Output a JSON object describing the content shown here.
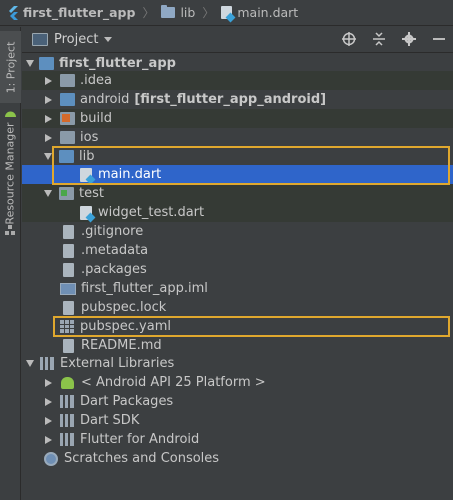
{
  "breadcrumb": {
    "items": [
      "first_flutter_app",
      "lib",
      "main.dart"
    ]
  },
  "left_strip": {
    "project_tab": "1: Project",
    "resource_tab": "Resource Manager"
  },
  "panel": {
    "title": "Project",
    "tools": [
      "target-icon",
      "collapse-icon",
      "gear-icon",
      "minimize-icon"
    ]
  },
  "tree": [
    {
      "label": "first_flutter_app",
      "bold": true
    },
    {
      "label": ".idea"
    },
    {
      "label": "android",
      "suffix": "[first_flutter_app_android]"
    },
    {
      "label": "build"
    },
    {
      "label": "ios"
    },
    {
      "label": "lib"
    },
    {
      "label": "main.dart"
    },
    {
      "label": "test"
    },
    {
      "label": "widget_test.dart"
    },
    {
      "label": ".gitignore"
    },
    {
      "label": ".metadata"
    },
    {
      "label": ".packages"
    },
    {
      "label": "first_flutter_app.iml"
    },
    {
      "label": "pubspec.lock"
    },
    {
      "label": "pubspec.yaml"
    },
    {
      "label": "README.md"
    },
    {
      "label": "External Libraries"
    },
    {
      "label": "< Android API 25 Platform >"
    },
    {
      "label": "Dart Packages"
    },
    {
      "label": "Dart SDK"
    },
    {
      "label": "Flutter for Android"
    },
    {
      "label": "Scratches and Consoles"
    }
  ],
  "colors": {
    "selection": "#2f65ca",
    "highlight_box": "#e0a82e",
    "background": "#3c3f41"
  }
}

┄┄┄┄┄┄┄┄┄┄┄┄┄┄┄┄┄┄┄┄

YOUR TASK: Repeat each record exactly as shown above, dropping all images.

EXPECTED ANSWER:
Output a JSON object describing the content shown here.
{
  "breadcrumb": {
    "items": [
      "first_flutter_app",
      "lib",
      "main.dart"
    ]
  },
  "left_strip": {
    "project_tab": "1: Project",
    "resource_tab": "Resource Manager"
  },
  "panel": {
    "title": "Project",
    "tools": [
      "target-icon",
      "collapse-icon",
      "gear-icon",
      "minimize-icon"
    ]
  },
  "tree": [
    {
      "label": "first_flutter_app",
      "bold": true
    },
    {
      "label": ".idea"
    },
    {
      "label": "android",
      "suffix": "[first_flutter_app_android]"
    },
    {
      "label": "build"
    },
    {
      "label": "ios"
    },
    {
      "label": "lib"
    },
    {
      "label": "main.dart"
    },
    {
      "label": "test"
    },
    {
      "label": "widget_test.dart"
    },
    {
      "label": ".gitignore"
    },
    {
      "label": ".metadata"
    },
    {
      "label": ".packages"
    },
    {
      "label": "first_flutter_app.iml"
    },
    {
      "label": "pubspec.lock"
    },
    {
      "label": "pubspec.yaml"
    },
    {
      "label": "README.md"
    },
    {
      "label": "External Libraries"
    },
    {
      "label": "< Android API 25 Platform >"
    },
    {
      "label": "Dart Packages"
    },
    {
      "label": "Dart SDK"
    },
    {
      "label": "Flutter for Android"
    },
    {
      "label": "Scratches and Consoles"
    }
  ],
  "colors": {
    "selection": "#2f65ca",
    "highlight_box": "#e0a82e",
    "background": "#3c3f41"
  }
}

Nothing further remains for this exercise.